### The exercise
Determine how many lines of this material contain "Поступившие". Give only the number.

### Working data
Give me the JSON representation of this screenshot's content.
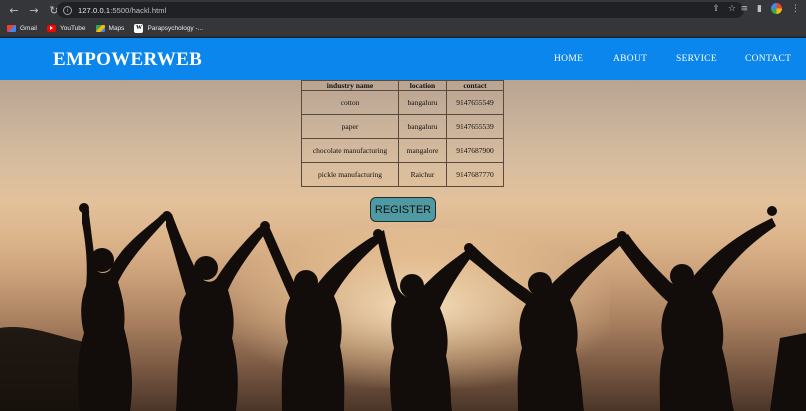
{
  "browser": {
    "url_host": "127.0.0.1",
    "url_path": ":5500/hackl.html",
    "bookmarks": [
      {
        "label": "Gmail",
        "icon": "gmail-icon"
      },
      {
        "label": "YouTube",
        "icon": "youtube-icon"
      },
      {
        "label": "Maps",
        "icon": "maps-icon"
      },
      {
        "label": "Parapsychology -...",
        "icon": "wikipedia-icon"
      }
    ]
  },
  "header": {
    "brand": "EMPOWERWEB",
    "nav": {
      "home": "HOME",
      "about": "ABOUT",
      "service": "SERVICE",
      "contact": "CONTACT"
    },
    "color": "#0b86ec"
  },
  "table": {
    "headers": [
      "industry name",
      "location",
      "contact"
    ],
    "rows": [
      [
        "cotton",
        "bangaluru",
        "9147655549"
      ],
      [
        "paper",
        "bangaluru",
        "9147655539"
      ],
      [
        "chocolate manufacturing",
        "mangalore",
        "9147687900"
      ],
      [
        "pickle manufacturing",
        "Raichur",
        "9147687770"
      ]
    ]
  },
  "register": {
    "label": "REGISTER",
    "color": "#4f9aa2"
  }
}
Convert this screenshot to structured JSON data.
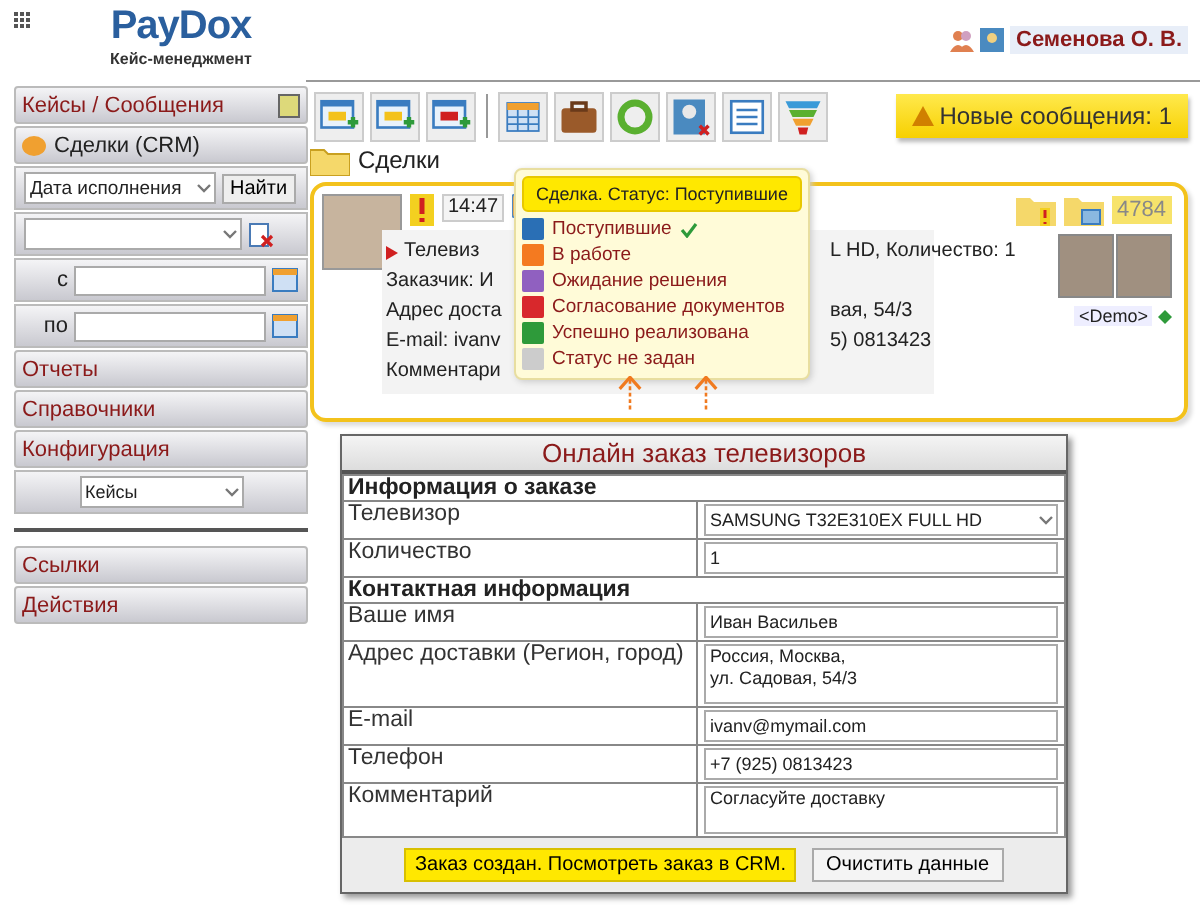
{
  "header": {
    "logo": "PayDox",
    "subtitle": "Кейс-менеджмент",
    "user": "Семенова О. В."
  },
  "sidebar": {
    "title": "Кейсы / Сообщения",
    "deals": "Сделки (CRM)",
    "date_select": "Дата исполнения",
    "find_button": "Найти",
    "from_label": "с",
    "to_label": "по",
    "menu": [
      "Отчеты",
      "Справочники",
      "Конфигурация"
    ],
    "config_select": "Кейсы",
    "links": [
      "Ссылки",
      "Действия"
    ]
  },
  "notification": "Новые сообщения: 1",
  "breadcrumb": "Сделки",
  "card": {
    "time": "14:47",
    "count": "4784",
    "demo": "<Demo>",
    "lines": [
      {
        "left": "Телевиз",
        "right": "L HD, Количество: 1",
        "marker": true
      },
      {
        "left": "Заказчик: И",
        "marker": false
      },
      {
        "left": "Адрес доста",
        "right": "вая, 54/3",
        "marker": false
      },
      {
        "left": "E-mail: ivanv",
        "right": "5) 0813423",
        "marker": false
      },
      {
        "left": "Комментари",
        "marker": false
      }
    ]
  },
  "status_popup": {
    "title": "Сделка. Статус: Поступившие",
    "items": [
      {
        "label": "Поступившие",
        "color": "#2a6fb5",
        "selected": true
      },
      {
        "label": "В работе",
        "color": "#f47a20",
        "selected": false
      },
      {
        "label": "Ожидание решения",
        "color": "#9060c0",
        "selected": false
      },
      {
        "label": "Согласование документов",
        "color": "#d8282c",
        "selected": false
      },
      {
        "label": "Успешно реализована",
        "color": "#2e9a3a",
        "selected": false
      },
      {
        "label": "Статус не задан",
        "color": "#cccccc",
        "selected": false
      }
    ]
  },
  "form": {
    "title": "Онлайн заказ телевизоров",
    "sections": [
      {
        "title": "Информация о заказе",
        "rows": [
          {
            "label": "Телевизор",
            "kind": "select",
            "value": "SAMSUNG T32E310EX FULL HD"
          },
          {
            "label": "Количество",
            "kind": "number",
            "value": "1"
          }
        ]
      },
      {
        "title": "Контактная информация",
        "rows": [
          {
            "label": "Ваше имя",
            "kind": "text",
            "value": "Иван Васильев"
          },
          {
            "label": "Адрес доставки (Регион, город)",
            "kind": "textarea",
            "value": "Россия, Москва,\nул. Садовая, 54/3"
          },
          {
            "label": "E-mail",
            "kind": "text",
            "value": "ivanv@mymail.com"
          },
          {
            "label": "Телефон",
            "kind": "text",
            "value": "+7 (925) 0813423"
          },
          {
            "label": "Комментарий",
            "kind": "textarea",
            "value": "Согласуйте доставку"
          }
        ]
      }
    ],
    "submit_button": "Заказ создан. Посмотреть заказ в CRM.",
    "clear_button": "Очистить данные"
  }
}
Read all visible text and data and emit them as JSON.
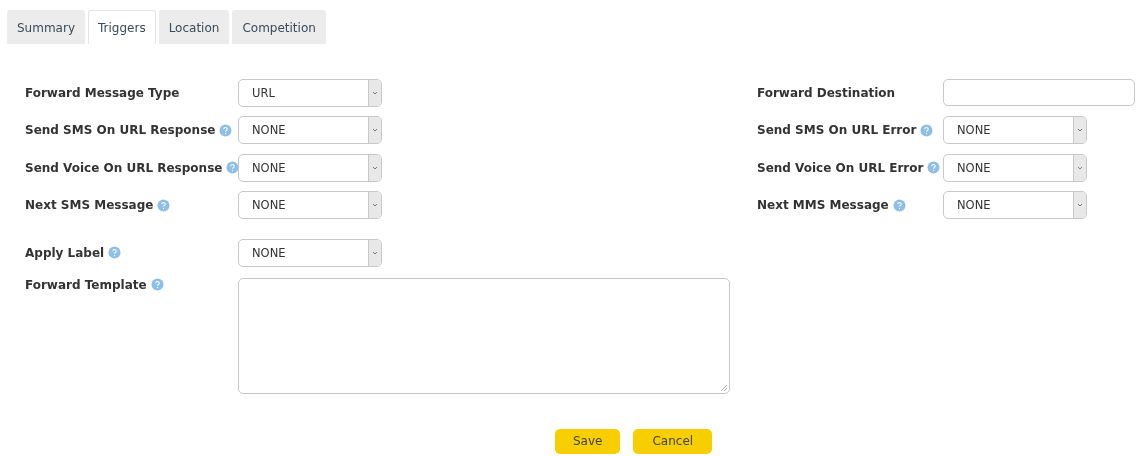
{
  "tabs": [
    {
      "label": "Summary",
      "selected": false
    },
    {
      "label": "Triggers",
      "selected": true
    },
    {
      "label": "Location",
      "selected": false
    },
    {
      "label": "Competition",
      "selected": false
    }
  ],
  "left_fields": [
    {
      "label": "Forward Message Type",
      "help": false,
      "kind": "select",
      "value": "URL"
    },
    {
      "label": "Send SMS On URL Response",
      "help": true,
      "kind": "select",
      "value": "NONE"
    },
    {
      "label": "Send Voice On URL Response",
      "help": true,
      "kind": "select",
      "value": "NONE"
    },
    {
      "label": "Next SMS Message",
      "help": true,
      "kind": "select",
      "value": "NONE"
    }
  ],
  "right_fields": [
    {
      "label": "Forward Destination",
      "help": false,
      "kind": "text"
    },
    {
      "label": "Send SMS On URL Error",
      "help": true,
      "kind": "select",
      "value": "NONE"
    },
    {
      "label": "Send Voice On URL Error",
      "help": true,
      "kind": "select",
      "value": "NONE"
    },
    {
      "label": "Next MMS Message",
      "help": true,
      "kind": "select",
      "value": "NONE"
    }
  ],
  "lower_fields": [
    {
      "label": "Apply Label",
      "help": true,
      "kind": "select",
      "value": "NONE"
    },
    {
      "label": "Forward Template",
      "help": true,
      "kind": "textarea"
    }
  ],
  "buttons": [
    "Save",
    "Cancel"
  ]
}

### Problem solution
2